> [What you are asked to do]: Give all of the lines again, with nothing added or dropped.

> [Material for this exercise]:
_ _ _ _ _

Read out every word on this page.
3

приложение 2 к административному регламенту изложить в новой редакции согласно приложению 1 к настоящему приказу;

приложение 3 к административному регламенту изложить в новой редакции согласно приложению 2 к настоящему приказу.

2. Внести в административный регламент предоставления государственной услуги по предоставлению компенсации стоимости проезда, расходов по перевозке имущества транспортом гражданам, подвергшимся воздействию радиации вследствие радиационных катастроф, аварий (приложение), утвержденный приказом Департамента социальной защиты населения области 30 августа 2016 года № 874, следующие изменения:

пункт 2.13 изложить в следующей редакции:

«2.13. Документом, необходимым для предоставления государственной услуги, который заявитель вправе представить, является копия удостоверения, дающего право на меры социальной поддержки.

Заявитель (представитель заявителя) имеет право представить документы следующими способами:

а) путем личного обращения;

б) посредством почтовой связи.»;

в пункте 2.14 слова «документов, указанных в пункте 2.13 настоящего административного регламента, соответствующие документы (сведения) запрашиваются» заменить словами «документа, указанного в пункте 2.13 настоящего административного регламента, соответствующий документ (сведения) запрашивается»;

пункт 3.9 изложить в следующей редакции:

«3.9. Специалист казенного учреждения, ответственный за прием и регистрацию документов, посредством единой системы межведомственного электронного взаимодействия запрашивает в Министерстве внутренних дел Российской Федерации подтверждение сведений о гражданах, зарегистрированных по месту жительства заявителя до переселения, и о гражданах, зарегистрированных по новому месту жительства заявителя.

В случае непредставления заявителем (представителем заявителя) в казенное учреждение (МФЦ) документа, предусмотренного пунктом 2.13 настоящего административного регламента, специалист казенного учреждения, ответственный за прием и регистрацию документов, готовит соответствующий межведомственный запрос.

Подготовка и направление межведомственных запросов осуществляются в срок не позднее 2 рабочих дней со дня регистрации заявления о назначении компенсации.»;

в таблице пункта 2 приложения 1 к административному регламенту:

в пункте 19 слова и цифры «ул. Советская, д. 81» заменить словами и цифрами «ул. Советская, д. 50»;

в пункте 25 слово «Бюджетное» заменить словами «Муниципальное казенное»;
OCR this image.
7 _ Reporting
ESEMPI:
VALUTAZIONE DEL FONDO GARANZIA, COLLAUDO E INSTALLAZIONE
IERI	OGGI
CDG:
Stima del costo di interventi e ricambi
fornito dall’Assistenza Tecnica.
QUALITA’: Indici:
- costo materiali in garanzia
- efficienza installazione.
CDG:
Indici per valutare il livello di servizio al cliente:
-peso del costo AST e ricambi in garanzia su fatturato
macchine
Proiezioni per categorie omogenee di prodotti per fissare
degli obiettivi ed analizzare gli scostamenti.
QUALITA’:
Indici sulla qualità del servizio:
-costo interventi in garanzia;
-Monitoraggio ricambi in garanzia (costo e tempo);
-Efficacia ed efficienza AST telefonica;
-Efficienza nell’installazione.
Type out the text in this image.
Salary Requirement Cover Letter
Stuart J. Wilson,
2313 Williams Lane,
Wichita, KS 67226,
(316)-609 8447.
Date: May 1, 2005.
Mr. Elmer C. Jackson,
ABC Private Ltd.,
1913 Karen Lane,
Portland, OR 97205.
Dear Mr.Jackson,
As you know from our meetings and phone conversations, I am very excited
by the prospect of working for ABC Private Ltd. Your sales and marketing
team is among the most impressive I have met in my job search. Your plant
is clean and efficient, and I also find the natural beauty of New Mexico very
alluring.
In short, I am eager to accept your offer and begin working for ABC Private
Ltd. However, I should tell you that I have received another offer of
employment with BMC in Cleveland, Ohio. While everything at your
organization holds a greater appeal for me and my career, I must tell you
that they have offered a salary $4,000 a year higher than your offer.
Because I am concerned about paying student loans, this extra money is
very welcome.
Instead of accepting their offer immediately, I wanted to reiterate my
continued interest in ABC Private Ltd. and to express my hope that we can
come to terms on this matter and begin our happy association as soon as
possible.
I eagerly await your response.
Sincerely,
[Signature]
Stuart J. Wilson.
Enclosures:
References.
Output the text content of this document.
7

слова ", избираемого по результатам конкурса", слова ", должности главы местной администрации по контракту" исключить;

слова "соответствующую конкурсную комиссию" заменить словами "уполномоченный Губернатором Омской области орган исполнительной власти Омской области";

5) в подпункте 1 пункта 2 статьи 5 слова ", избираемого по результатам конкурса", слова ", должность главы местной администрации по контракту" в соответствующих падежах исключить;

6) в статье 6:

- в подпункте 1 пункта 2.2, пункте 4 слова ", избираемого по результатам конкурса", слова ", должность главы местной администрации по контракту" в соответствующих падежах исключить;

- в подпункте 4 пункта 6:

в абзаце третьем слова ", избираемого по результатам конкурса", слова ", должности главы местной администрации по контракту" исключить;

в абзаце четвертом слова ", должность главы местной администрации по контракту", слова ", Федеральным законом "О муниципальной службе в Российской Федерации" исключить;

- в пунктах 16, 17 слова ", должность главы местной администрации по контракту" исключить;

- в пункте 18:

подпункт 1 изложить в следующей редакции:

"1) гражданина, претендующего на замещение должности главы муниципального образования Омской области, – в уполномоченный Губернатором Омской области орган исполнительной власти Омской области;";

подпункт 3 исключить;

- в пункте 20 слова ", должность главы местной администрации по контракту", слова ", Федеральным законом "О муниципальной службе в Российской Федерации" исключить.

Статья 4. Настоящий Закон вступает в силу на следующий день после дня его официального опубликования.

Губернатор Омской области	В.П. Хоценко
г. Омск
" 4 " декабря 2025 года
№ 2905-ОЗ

_ _ _ _ _

> [Result]:
Read out every word on this page.
3

приложение 2 к административному регламенту изложить в новой редакции согласно приложению 1 к настоящему приказу;

приложение 3 к административному регламенту изложить в новой редакции согласно приложению 2 к настоящему приказу.

2. Внести в административный регламент предоставления государственной услуги по предоставлению компенсации стоимости проезда, расходов по перевозке имущества транспортом гражданам, подвергшимся воздействию радиации вследствие радиационных катастроф, аварий (приложение), утвержденный приказом Департамента социальной защиты населения области 30 августа 2016 года № 874, следующие изменения:

пункт 2.13 изложить в следующей редакции:

«2.13. Документом, необходимым для предоставления государственной услуги, который заявитель вправе представить, является копия удостоверения, дающего право на меры социальной поддержки.

Заявитель (представитель заявителя) имеет право представить документы следующими способами:

а) путем личного обращения;

б) посредством почтовой связи.»;

в пункте 2.14 слова «документов, указанных в пункте 2.13 настоящего административного регламента, соответствующие документы (сведения) запрашиваются» заменить словами «документа, указанного в пункте 2.13 настоящего административного регламента, соответствующий документ (сведения) запрашивается»;

пункт 3.9 изложить в следующей редакции:

«3.9. Специалист казенного учреждения, ответственный за прием и регистрацию документов, посредством единой системы межведомственного электронного взаимодействия запрашивает в Министерстве внутренних дел Российской Федерации подтверждение сведений о гражданах, зарегистрированных по месту жительства заявителя до переселения, и о гражданах, зарегистрированных по новому месту жительства заявителя.

В случае непредставления заявителем (представителем заявителя) в казенное учреждение (МФЦ) документа, предусмотренного пунктом 2.13 настоящего административного регламента, специалист казенного учреждения, ответственный за прием и регистрацию документов, готовит соответствующий межведомственный запрос.

Подготовка и направление межведомственных запросов осуществляются в срок не позднее 2 рабочих дней со дня регистрации заявления о назначении компенсации.»;

в таблице пункта 2 приложения 1 к административному регламенту:

в пункте 19 слова и цифры «ул. Советская, д. 81» заменить словами и цифрами «ул. Советская, д. 50»;

в пункте 25 слово «Бюджетное» заменить словами «Муниципальное казенное»;
OCR this image.
7 _ Reporting
ESEMPI:
VALUTAZIONE DEL FONDO GARANZIA, COLLAUDO E INSTALLAZIONE
IERI	OGGI
CDG:
Stima del costo di interventi e ricambi
fornito dall’Assistenza Tecnica.
QUALITA’: Indici:
- costo materiali in garanzia
- efficienza installazione.
CDG:
Indici per valutare il livello di servizio al cliente:
-peso del costo AST e ricambi in garanzia su fatturato
macchine
Proiezioni per categorie omogenee di prodotti per fissare
degli obiettivi ed analizzare gli scostamenti.
QUALITA’:
Indici sulla qualità del servizio:
-costo interventi in garanzia;
-Monitoraggio ricambi in garanzia (costo e tempo);
-Efficacia ed efficienza AST telefonica;
-Efficienza nell’installazione.
Type out the text in this image.
Salary Requirement Cover Letter
Stuart J. Wilson,
2313 Williams Lane,
Wichita, KS 67226,
(316)-609 8447.
Date: May 1, 2005.
Mr. Elmer C. Jackson,
ABC Private Ltd.,
1913 Karen Lane,
Portland, OR 97205.
Dear Mr.Jackson,
As you know from our meetings and phone conversations, I am very excited
by the prospect of working for ABC Private Ltd. Your sales and marketing
team is among the most impressive I have met in my job search. Your plant
is clean and efficient, and I also find the natural beauty of New Mexico very
alluring.
In short, I am eager to accept your offer and begin working for ABC Private
Ltd. However, I should tell you that I have received another offer of
employment with BMC in Cleveland, Ohio. While everything at your
organization holds a greater appeal for me and my career, I must tell you
that they have offered a salary $4,000 a year higher than your offer.
Because I am concerned about paying student loans, this extra money is
very welcome.
Instead of accepting their offer immediately, I wanted to reiterate my
continued interest in ABC Private Ltd. and to express my hope that we can
come to terms on this matter and begin our happy association as soon as
possible.
I eagerly await your response.
Sincerely,
[Signature]
Stuart J. Wilson.
Enclosures:
References.
Output the text content of this document.
7

слова ", избираемого по результатам конкурса", слова ", должности главы местной администрации по контракту" исключить;

слова "соответствующую конкурсную комиссию" заменить словами "уполномоченный Губернатором Омской области орган исполнительной власти Омской области";

5) в подпункте 1 пункта 2 статьи 5 слова ", избираемого по результатам конкурса", слова ", должность главы местной администрации по контракту" в соответствующих падежах исключить;

6) в статье 6:

- в подпункте 1 пункта 2.2, пункте 4 слова ", избираемого по результатам конкурса", слова ", должность главы местной администрации по контракту" в соответствующих падежах исключить;

- в подпункте 4 пункта 6:

в абзаце третьем слова ", избираемого по результатам конкурса", слова ", должности главы местной администрации по контракту" исключить;

в абзаце четвертом слова ", должность главы местной администрации по контракту", слова ", Федеральным законом "О муниципальной службе в Российской Федерации" исключить;

- в пунктах 16, 17 слова ", должность главы местной администрации по контракту" исключить;

- в пункте 18:

подпункт 1 изложить в следующей редакции:

"1) гражданина, претендующего на замещение должности главы муниципального образования Омской области, – в уполномоченный Губернатором Омской области орган исполнительной власти Омской области;";

подпункт 3 исключить;

- в пункте 20 слова ", должность главы местной администрации по контракту", слова ", Федеральным законом "О муниципальной службе в Российской Федерации" исключить.

Статья 4. Настоящий Закон вступает в силу на следующий день после дня его официального опубликования.

Губернатор Омской области	В.П. Хоценко
г. Омск
" 4 " декабря 2025 года
№ 2905-ОЗ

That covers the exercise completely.